-------- Supplied information --------

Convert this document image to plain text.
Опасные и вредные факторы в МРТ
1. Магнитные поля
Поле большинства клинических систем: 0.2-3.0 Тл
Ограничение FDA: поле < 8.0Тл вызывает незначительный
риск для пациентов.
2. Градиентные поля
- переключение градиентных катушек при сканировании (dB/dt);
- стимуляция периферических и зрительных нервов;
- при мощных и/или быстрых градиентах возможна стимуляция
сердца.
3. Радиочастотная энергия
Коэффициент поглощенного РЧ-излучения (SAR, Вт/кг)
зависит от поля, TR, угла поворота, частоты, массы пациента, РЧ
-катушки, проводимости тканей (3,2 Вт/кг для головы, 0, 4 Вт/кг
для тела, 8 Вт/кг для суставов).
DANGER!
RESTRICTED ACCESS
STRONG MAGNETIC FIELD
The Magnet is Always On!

--------
-------- Supplied information --------

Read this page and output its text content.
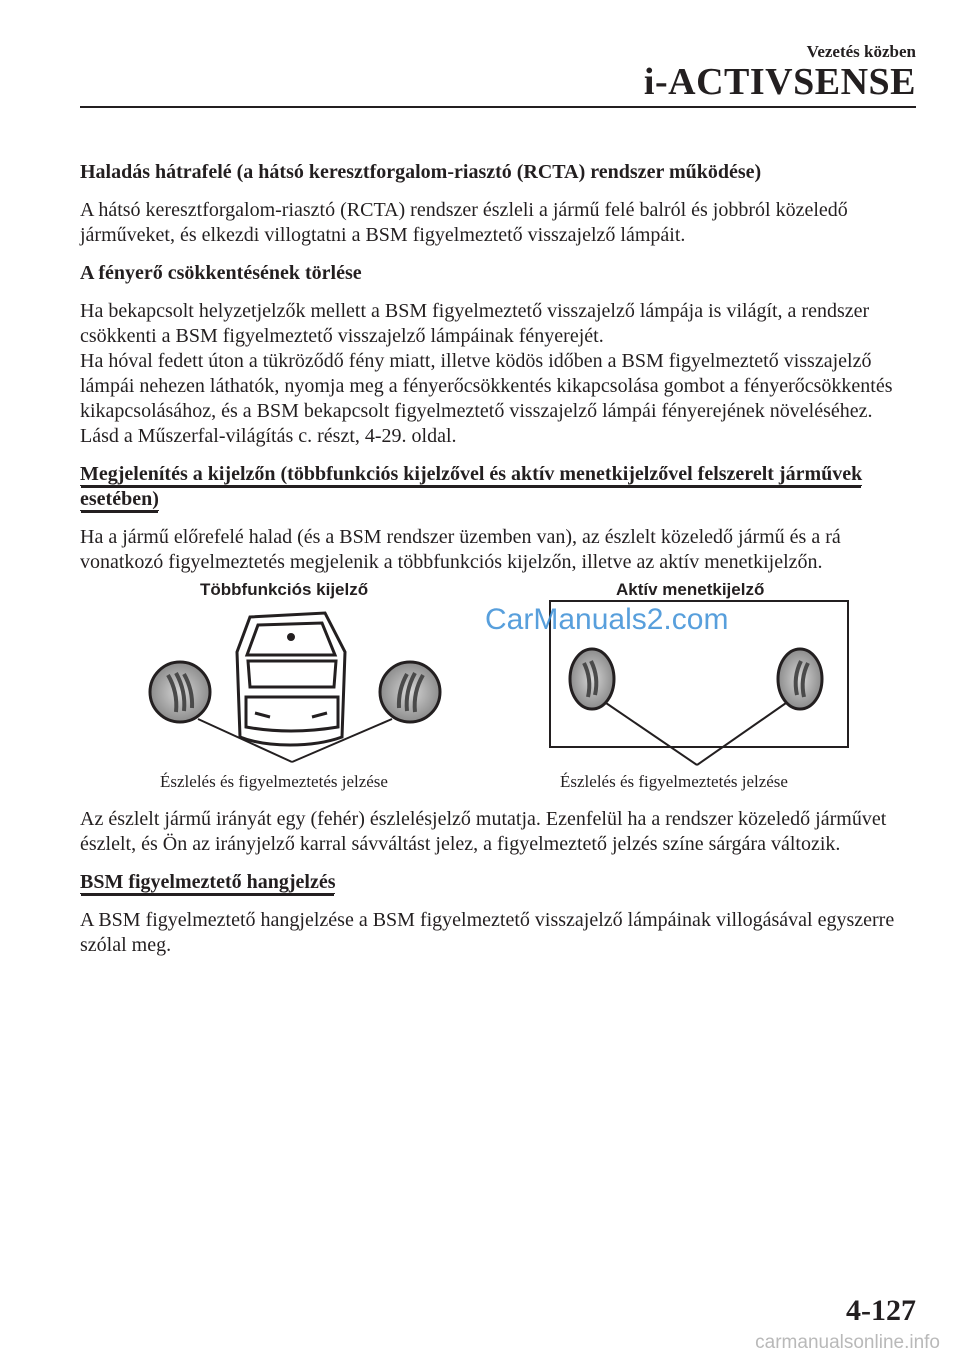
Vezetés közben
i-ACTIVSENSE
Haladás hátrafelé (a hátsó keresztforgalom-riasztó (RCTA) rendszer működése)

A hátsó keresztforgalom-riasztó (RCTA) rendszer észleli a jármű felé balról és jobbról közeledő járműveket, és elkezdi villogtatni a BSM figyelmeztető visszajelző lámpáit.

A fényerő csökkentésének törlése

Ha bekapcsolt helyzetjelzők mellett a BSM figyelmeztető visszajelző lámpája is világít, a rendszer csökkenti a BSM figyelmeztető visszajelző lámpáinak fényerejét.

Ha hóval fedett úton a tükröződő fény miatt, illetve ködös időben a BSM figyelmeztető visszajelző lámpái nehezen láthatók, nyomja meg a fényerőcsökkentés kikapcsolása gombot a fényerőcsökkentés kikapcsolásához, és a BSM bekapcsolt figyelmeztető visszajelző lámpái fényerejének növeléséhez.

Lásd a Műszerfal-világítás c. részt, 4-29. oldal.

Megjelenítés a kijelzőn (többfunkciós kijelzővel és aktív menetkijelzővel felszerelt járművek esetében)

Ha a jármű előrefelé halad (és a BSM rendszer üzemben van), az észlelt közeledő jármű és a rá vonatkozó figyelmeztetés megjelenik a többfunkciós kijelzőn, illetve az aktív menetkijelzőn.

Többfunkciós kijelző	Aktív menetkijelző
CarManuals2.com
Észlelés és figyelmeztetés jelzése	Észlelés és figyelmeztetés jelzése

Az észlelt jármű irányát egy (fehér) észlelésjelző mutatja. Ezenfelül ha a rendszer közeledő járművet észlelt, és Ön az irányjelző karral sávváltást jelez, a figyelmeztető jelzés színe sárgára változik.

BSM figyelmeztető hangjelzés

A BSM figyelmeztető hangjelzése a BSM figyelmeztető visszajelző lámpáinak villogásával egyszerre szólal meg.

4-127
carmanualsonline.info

--------

What you should do — Gather up the lines that contain the word "стимуляция".

Complete answer —
- стимуляция периферических и зрительных нервов;
- при мощных и/или быстрых градиентах возможна стимуляция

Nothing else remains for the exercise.